WORK INSTRUCTIONS: Copy everything in the listing below word for word, apart from any images.

====

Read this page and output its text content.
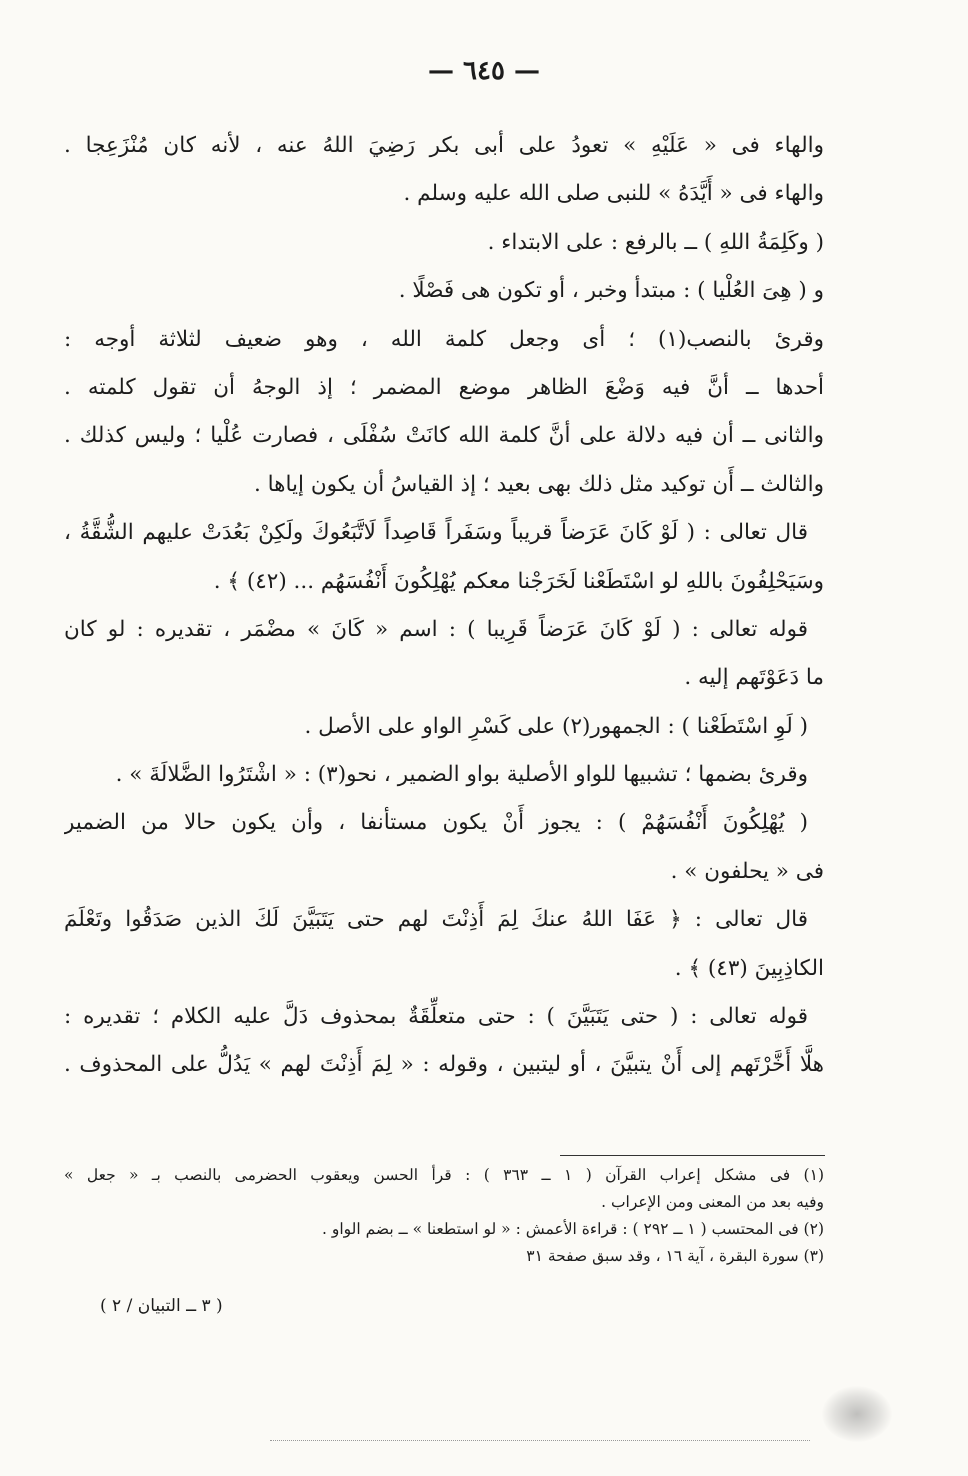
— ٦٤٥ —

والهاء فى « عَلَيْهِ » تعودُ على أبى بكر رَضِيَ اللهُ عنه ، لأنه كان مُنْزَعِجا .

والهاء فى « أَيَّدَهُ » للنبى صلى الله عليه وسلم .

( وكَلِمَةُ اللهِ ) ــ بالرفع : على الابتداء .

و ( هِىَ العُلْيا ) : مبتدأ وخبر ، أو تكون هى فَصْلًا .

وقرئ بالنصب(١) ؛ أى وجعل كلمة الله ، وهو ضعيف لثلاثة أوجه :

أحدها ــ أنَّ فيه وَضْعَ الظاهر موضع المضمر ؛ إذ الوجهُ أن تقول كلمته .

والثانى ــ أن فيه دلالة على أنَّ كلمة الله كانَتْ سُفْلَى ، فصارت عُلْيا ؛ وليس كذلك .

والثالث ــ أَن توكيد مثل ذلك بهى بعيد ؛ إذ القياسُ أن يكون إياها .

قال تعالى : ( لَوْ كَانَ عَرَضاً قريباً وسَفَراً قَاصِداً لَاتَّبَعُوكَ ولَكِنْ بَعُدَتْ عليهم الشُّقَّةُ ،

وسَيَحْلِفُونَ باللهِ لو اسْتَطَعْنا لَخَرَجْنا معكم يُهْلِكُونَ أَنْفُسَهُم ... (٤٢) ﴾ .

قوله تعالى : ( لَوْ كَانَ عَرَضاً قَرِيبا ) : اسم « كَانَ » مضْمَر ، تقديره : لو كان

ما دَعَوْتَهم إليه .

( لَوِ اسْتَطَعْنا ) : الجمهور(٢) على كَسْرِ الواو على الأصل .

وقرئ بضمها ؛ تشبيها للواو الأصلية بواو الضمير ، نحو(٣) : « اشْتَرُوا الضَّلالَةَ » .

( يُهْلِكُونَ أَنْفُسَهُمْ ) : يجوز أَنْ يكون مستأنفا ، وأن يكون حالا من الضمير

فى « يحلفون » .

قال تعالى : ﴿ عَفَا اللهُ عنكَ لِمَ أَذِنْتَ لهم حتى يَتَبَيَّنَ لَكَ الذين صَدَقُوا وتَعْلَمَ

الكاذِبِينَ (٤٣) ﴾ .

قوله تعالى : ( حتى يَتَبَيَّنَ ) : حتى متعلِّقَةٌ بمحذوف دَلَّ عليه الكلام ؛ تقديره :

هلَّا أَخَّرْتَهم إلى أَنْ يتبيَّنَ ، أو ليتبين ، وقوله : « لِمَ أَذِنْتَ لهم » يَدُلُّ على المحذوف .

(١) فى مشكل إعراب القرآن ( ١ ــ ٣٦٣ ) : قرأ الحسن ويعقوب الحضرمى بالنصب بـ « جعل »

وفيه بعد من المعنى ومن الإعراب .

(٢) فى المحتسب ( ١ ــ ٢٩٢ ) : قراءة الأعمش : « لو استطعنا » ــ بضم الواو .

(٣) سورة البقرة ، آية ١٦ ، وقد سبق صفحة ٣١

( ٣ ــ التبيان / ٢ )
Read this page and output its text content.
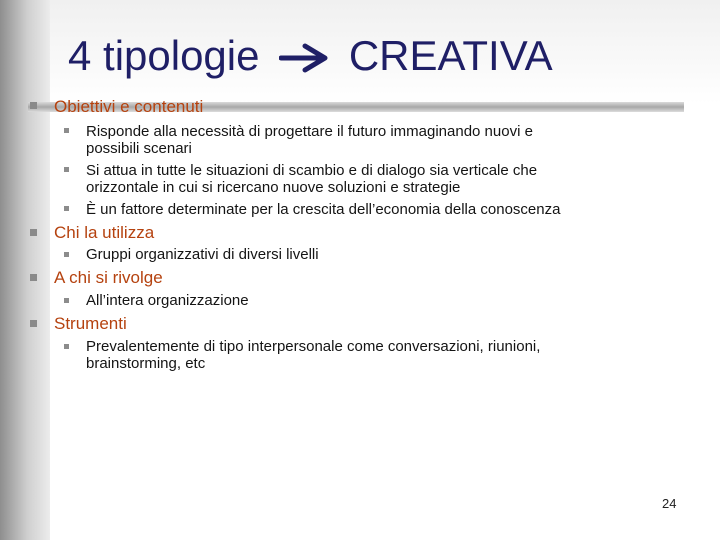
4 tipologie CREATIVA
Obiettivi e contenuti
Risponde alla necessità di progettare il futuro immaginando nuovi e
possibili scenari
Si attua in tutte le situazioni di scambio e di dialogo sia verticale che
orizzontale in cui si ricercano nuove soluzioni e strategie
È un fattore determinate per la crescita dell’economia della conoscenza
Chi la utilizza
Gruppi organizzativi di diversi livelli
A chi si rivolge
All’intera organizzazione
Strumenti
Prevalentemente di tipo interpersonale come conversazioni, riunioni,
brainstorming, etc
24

====

TASK RESULT:
Read this page and output its text content.
— ٦٤٥ —

والهاء فى « عَلَيْهِ » تعودُ على أبى بكر رَضِيَ اللهُ عنه ، لأنه كان مُنْزَعِجا .

والهاء فى « أَيَّدَهُ » للنبى صلى الله عليه وسلم .

( وكَلِمَةُ اللهِ ) ــ بالرفع : على الابتداء .

و ( هِىَ العُلْيا ) : مبتدأ وخبر ، أو تكون هى فَصْلًا .

وقرئ بالنصب(١) ؛ أى وجعل كلمة الله ، وهو ضعيف لثلاثة أوجه :

أحدها ــ أنَّ فيه وَضْعَ الظاهر موضع المضمر ؛ إذ الوجهُ أن تقول كلمته .

والثانى ــ أن فيه دلالة على أنَّ كلمة الله كانَتْ سُفْلَى ، فصارت عُلْيا ؛ وليس كذلك .

والثالث ــ أَن توكيد مثل ذلك بهى بعيد ؛ إذ القياسُ أن يكون إياها .

قال تعالى : ( لَوْ كَانَ عَرَضاً قريباً وسَفَراً قَاصِداً لَاتَّبَعُوكَ ولَكِنْ بَعُدَتْ عليهم الشُّقَّةُ ،

وسَيَحْلِفُونَ باللهِ لو اسْتَطَعْنا لَخَرَجْنا معكم يُهْلِكُونَ أَنْفُسَهُم ... (٤٢) ﴾ .

قوله تعالى : ( لَوْ كَانَ عَرَضاً قَرِيبا ) : اسم « كَانَ » مضْمَر ، تقديره : لو كان

ما دَعَوْتَهم إليه .

( لَوِ اسْتَطَعْنا ) : الجمهور(٢) على كَسْرِ الواو على الأصل .

وقرئ بضمها ؛ تشبيها للواو الأصلية بواو الضمير ، نحو(٣) : « اشْتَرُوا الضَّلالَةَ » .

( يُهْلِكُونَ أَنْفُسَهُمْ ) : يجوز أَنْ يكون مستأنفا ، وأن يكون حالا من الضمير

فى « يحلفون » .

قال تعالى : ﴿ عَفَا اللهُ عنكَ لِمَ أَذِنْتَ لهم حتى يَتَبَيَّنَ لَكَ الذين صَدَقُوا وتَعْلَمَ

الكاذِبِينَ (٤٣) ﴾ .

قوله تعالى : ( حتى يَتَبَيَّنَ ) : حتى متعلِّقَةٌ بمحذوف دَلَّ عليه الكلام ؛ تقديره :

هلَّا أَخَّرْتَهم إلى أَنْ يتبيَّنَ ، أو ليتبين ، وقوله : « لِمَ أَذِنْتَ لهم » يَدُلُّ على المحذوف .

(١) فى مشكل إعراب القرآن ( ١ ــ ٣٦٣ ) : قرأ الحسن ويعقوب الحضرمى بالنصب بـ « جعل »

وفيه بعد من المعنى ومن الإعراب .

(٢) فى المحتسب ( ١ ــ ٢٩٢ ) : قراءة الأعمش : « لو استطعنا » ــ بضم الواو .

(٣) سورة البقرة ، آية ١٦ ، وقد سبق صفحة ٣١

( ٣ ــ التبيان / ٢ )
Read this page and output its text content.
4 tipologie CREATIVA
Obiettivi e contenuti
Risponde alla necessità di progettare il futuro immaginando nuovi e
possibili scenari
Si attua in tutte le situazioni di scambio e di dialogo sia verticale che
orizzontale in cui si ricercano nuove soluzioni e strategie
È un fattore determinate per la crescita dell’economia della conoscenza
Chi la utilizza
Gruppi organizzativi di diversi livelli
A chi si rivolge
All’intera organizzazione
Strumenti
Prevalentemente di tipo interpersonale come conversazioni, riunioni,
brainstorming, etc
24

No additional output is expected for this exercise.